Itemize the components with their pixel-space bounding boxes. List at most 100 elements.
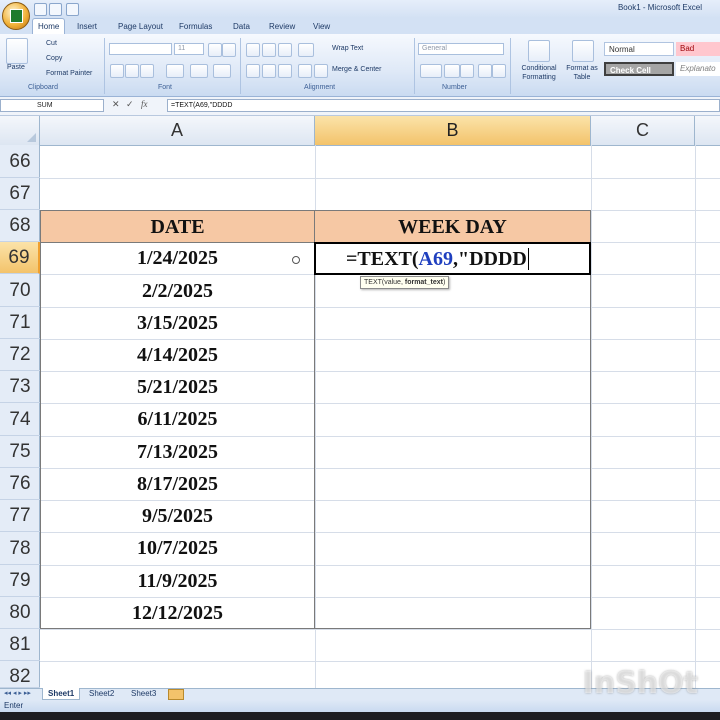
increase-decimal-icon[interactable] — [478, 64, 492, 78]
underline-icon[interactable] — [140, 64, 154, 78]
date-cell[interactable]: 1/24/2025 — [40, 243, 315, 274]
paste-button[interactable]: Paste — [7, 64, 25, 71]
column-header-b[interactable]: B — [315, 116, 591, 145]
row-header[interactable]: 78 — [0, 532, 40, 565]
insert-function-icon[interactable]: fx — [141, 99, 148, 109]
gridline — [40, 178, 720, 179]
insert-sheet-icon[interactable] — [168, 689, 184, 700]
tab-formulas[interactable]: Formulas — [174, 20, 217, 34]
wrap-text-button[interactable]: Wrap Text — [332, 45, 363, 52]
fill-color-icon[interactable] — [190, 64, 208, 78]
date-header-cell[interactable]: DATE — [40, 210, 315, 243]
formula-input[interactable]: =TEXT(A69,"DDDD — [167, 99, 720, 112]
align-middle-icon[interactable] — [262, 43, 276, 57]
tab-home[interactable]: Home — [32, 18, 66, 35]
italic-icon[interactable] — [125, 64, 139, 78]
cancel-icon[interactable]: ✕ — [112, 99, 120, 110]
sheet-tab-1[interactable]: Sheet1 — [42, 688, 81, 700]
conditional-formatting-button[interactable]: Conditional Formatting — [515, 64, 563, 82]
save-icon[interactable] — [34, 3, 47, 16]
grow-font-icon[interactable] — [208, 43, 222, 57]
align-center-icon[interactable] — [262, 64, 276, 78]
row-header[interactable]: 70 — [0, 274, 40, 307]
undo-icon[interactable] — [49, 3, 62, 16]
weekday-header-cell[interactable]: WEEK DAY — [314, 210, 591, 243]
format-as-table-icon[interactable] — [572, 40, 594, 62]
date-cell[interactable]: 6/11/2025 — [40, 403, 315, 436]
merge-center-button[interactable]: Merge & Center — [332, 66, 381, 73]
currency-icon[interactable] — [420, 64, 442, 78]
bold-icon[interactable] — [110, 64, 124, 78]
align-bottom-icon[interactable] — [278, 43, 292, 57]
number-format-select[interactable]: General — [418, 43, 504, 55]
sheet-tab-3[interactable]: Sheet3 — [126, 688, 161, 699]
date-cell[interactable]: 4/14/2025 — [40, 339, 315, 371]
tab-page-layout[interactable]: Page Layout — [113, 20, 168, 34]
align-top-icon[interactable] — [246, 43, 260, 57]
row-header[interactable]: 71 — [0, 307, 40, 339]
decrease-indent-icon[interactable] — [298, 64, 312, 78]
row-header[interactable]: 66 — [0, 146, 40, 178]
date-cell[interactable]: 5/21/2025 — [40, 371, 315, 403]
row-header[interactable]: 75 — [0, 436, 40, 468]
column-header-d[interactable] — [695, 116, 720, 145]
comma-style-icon[interactable] — [460, 64, 474, 78]
cell-edit-text[interactable]: =TEXT(A69,"DDDD — [346, 244, 529, 274]
font-size-select[interactable]: 11 — [174, 43, 204, 55]
row-header[interactable]: 79 — [0, 565, 40, 597]
row-header[interactable]: 72 — [0, 339, 40, 371]
select-all-button[interactable] — [0, 116, 40, 145]
enter-icon[interactable]: ✓ — [126, 99, 134, 110]
row-header[interactable]: 67 — [0, 178, 40, 210]
paste-icon[interactable] — [6, 38, 28, 64]
date-cell[interactable]: 7/13/2025 — [40, 436, 315, 468]
shrink-font-icon[interactable] — [222, 43, 236, 57]
conditional-formatting-icon[interactable] — [528, 40, 550, 62]
orientation-icon[interactable] — [298, 43, 314, 57]
date-cell[interactable]: 10/7/2025 — [40, 532, 315, 565]
format-as-table-button[interactable]: Format as Table — [562, 64, 602, 82]
row-header[interactable]: 80 — [0, 597, 40, 629]
row-header[interactable]: 68 — [0, 210, 40, 242]
style-bad[interactable]: Bad — [676, 42, 720, 56]
row-header-selected[interactable]: 69 — [0, 242, 40, 274]
date-cell[interactable]: 8/17/2025 — [40, 468, 315, 500]
tab-data[interactable]: Data — [228, 20, 255, 34]
align-right-icon[interactable] — [278, 64, 292, 78]
date-cell[interactable]: 9/5/2025 — [40, 500, 315, 532]
percent-icon[interactable] — [444, 64, 460, 78]
borders-icon[interactable] — [166, 64, 184, 78]
sheet-tab-2[interactable]: Sheet2 — [84, 688, 119, 699]
row-header[interactable]: 81 — [0, 629, 40, 661]
name-box[interactable]: SUM — [0, 99, 104, 112]
column-header-c[interactable]: C — [591, 116, 695, 145]
format-painter-button[interactable]: Format Painter — [46, 70, 92, 77]
office-button[interactable] — [2, 2, 30, 30]
redo-icon[interactable] — [66, 3, 79, 16]
row-header[interactable]: 73 — [0, 371, 40, 403]
style-explanatory[interactable]: Explanato — [676, 62, 720, 76]
tab-insert[interactable]: Insert — [72, 20, 102, 34]
increase-indent-icon[interactable] — [314, 64, 328, 78]
row-header[interactable]: 76 — [0, 468, 40, 500]
align-left-icon[interactable] — [246, 64, 260, 78]
row-header[interactable]: 82 — [0, 661, 40, 688]
font-color-icon[interactable] — [213, 64, 231, 78]
column-header-a[interactable]: A — [40, 116, 315, 145]
font-name-select[interactable] — [109, 43, 172, 55]
style-check-cell[interactable]: Check Cell — [604, 62, 674, 76]
decrease-decimal-icon[interactable] — [492, 64, 506, 78]
ribbon-divider — [510, 38, 511, 94]
sheet-nav-arrows-icon[interactable]: ◂◂ ◂ ▸ ▸▸ — [4, 689, 31, 697]
style-normal[interactable]: Normal — [604, 42, 674, 56]
date-cell[interactable]: 2/2/2025 — [40, 275, 315, 307]
tab-review[interactable]: Review — [264, 20, 300, 34]
copy-button[interactable]: Copy — [46, 55, 62, 62]
row-header[interactable]: 77 — [0, 500, 40, 532]
date-cell[interactable]: 3/15/2025 — [40, 307, 315, 339]
row-header[interactable]: 74 — [0, 403, 40, 436]
tab-view[interactable]: View — [308, 20, 335, 34]
date-cell[interactable]: 12/12/2025 — [40, 597, 315, 629]
date-cell[interactable]: 11/9/2025 — [40, 565, 315, 597]
cut-button[interactable]: Cut — [46, 40, 57, 47]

▬▬▬

Description of the task - Copy every line of the entries above exactly, leaving out the pictures.

Exercise solution -
Itemize the components with their pixel-space bounding boxes. List at most 100 elements.
increase-decimal-icon[interactable] — [478, 64, 492, 78]
underline-icon[interactable] — [140, 64, 154, 78]
date-cell[interactable]: 1/24/2025 — [40, 243, 315, 274]
paste-button[interactable]: Paste — [7, 64, 25, 71]
column-header-b[interactable]: B — [315, 116, 591, 145]
row-header[interactable]: 78 — [0, 532, 40, 565]
insert-function-icon[interactable]: fx — [141, 99, 148, 109]
gridline — [40, 178, 720, 179]
insert-sheet-icon[interactable] — [168, 689, 184, 700]
tab-formulas[interactable]: Formulas — [174, 20, 217, 34]
wrap-text-button[interactable]: Wrap Text — [332, 45, 363, 52]
fill-color-icon[interactable] — [190, 64, 208, 78]
date-header-cell[interactable]: DATE — [40, 210, 315, 243]
formula-input[interactable]: =TEXT(A69,"DDDD — [167, 99, 720, 112]
align-middle-icon[interactable] — [262, 43, 276, 57]
tab-home[interactable]: Home — [32, 18, 66, 35]
italic-icon[interactable] — [125, 64, 139, 78]
cancel-icon[interactable]: ✕ — [112, 99, 120, 110]
sheet-tab-1[interactable]: Sheet1 — [42, 688, 81, 700]
conditional-formatting-button[interactable]: Conditional Formatting — [515, 64, 563, 82]
save-icon[interactable] — [34, 3, 47, 16]
grow-font-icon[interactable] — [208, 43, 222, 57]
align-center-icon[interactable] — [262, 64, 276, 78]
row-header[interactable]: 70 — [0, 274, 40, 307]
undo-icon[interactable] — [49, 3, 62, 16]
weekday-header-cell[interactable]: WEEK DAY — [314, 210, 591, 243]
format-as-table-icon[interactable] — [572, 40, 594, 62]
date-cell[interactable]: 6/11/2025 — [40, 403, 315, 436]
merge-center-button[interactable]: Merge & Center — [332, 66, 381, 73]
currency-icon[interactable] — [420, 64, 442, 78]
bold-icon[interactable] — [110, 64, 124, 78]
align-bottom-icon[interactable] — [278, 43, 292, 57]
number-format-select[interactable]: General — [418, 43, 504, 55]
sheet-tab-3[interactable]: Sheet3 — [126, 688, 161, 699]
date-cell[interactable]: 4/14/2025 — [40, 339, 315, 371]
tab-page-layout[interactable]: Page Layout — [113, 20, 168, 34]
align-top-icon[interactable] — [246, 43, 260, 57]
row-header[interactable]: 71 — [0, 307, 40, 339]
decrease-indent-icon[interactable] — [298, 64, 312, 78]
row-header[interactable]: 66 — [0, 146, 40, 178]
date-cell[interactable]: 5/21/2025 — [40, 371, 315, 403]
row-header[interactable]: 75 — [0, 436, 40, 468]
column-header-d[interactable] — [695, 116, 720, 145]
comma-style-icon[interactable] — [460, 64, 474, 78]
cell-edit-text[interactable]: =TEXT(A69,"DDDD — [346, 244, 529, 274]
font-size-select[interactable]: 11 — [174, 43, 204, 55]
row-header[interactable]: 79 — [0, 565, 40, 597]
row-header[interactable]: 72 — [0, 339, 40, 371]
select-all-button[interactable] — [0, 116, 40, 145]
enter-icon[interactable]: ✓ — [126, 99, 134, 110]
row-header[interactable]: 67 — [0, 178, 40, 210]
paste-icon[interactable] — [6, 38, 28, 64]
date-cell[interactable]: 7/13/2025 — [40, 436, 315, 468]
shrink-font-icon[interactable] — [222, 43, 236, 57]
conditional-formatting-icon[interactable] — [528, 40, 550, 62]
orientation-icon[interactable] — [298, 43, 314, 57]
date-cell[interactable]: 10/7/2025 — [40, 532, 315, 565]
format-as-table-button[interactable]: Format as Table — [562, 64, 602, 82]
row-header[interactable]: 80 — [0, 597, 40, 629]
row-header[interactable]: 68 — [0, 210, 40, 242]
style-bad[interactable]: Bad — [676, 42, 720, 56]
row-header-selected[interactable]: 69 — [0, 242, 40, 274]
date-cell[interactable]: 8/17/2025 — [40, 468, 315, 500]
tab-data[interactable]: Data — [228, 20, 255, 34]
align-right-icon[interactable] — [278, 64, 292, 78]
date-cell[interactable]: 9/5/2025 — [40, 500, 315, 532]
percent-icon[interactable] — [444, 64, 460, 78]
borders-icon[interactable] — [166, 64, 184, 78]
sheet-tab-2[interactable]: Sheet2 — [84, 688, 119, 699]
row-header[interactable]: 81 — [0, 629, 40, 661]
name-box[interactable]: SUM — [0, 99, 104, 112]
column-header-c[interactable]: C — [591, 116, 695, 145]
format-painter-button[interactable]: Format Painter — [46, 70, 92, 77]
office-button[interactable] — [2, 2, 30, 30]
redo-icon[interactable] — [66, 3, 79, 16]
row-header[interactable]: 73 — [0, 371, 40, 403]
style-explanatory[interactable]: Explanato — [676, 62, 720, 76]
tab-insert[interactable]: Insert — [72, 20, 102, 34]
increase-indent-icon[interactable] — [314, 64, 328, 78]
row-header[interactable]: 76 — [0, 468, 40, 500]
align-left-icon[interactable] — [246, 64, 260, 78]
row-header[interactable]: 82 — [0, 661, 40, 688]
font-color-icon[interactable] — [213, 64, 231, 78]
column-header-a[interactable]: A — [40, 116, 315, 145]
font-name-select[interactable] — [109, 43, 172, 55]
style-check-cell[interactable]: Check Cell — [604, 62, 674, 76]
decrease-decimal-icon[interactable] — [492, 64, 506, 78]
ribbon-divider — [510, 38, 511, 94]
sheet-nav-arrows-icon[interactable]: ◂◂ ◂ ▸ ▸▸ — [4, 689, 31, 697]
style-normal[interactable]: Normal — [604, 42, 674, 56]
date-cell[interactable]: 2/2/2025 — [40, 275, 315, 307]
tab-review[interactable]: Review — [264, 20, 300, 34]
copy-button[interactable]: Copy — [46, 55, 62, 62]
row-header[interactable]: 77 — [0, 500, 40, 532]
date-cell[interactable]: 3/15/2025 — [40, 307, 315, 339]
row-header[interactable]: 74 — [0, 403, 40, 436]
tab-view[interactable]: View — [308, 20, 335, 34]
date-cell[interactable]: 12/12/2025 — [40, 597, 315, 629]
date-cell[interactable]: 11/9/2025 — [40, 565, 315, 597]
cut-button[interactable]: Cut — [46, 40, 57, 47]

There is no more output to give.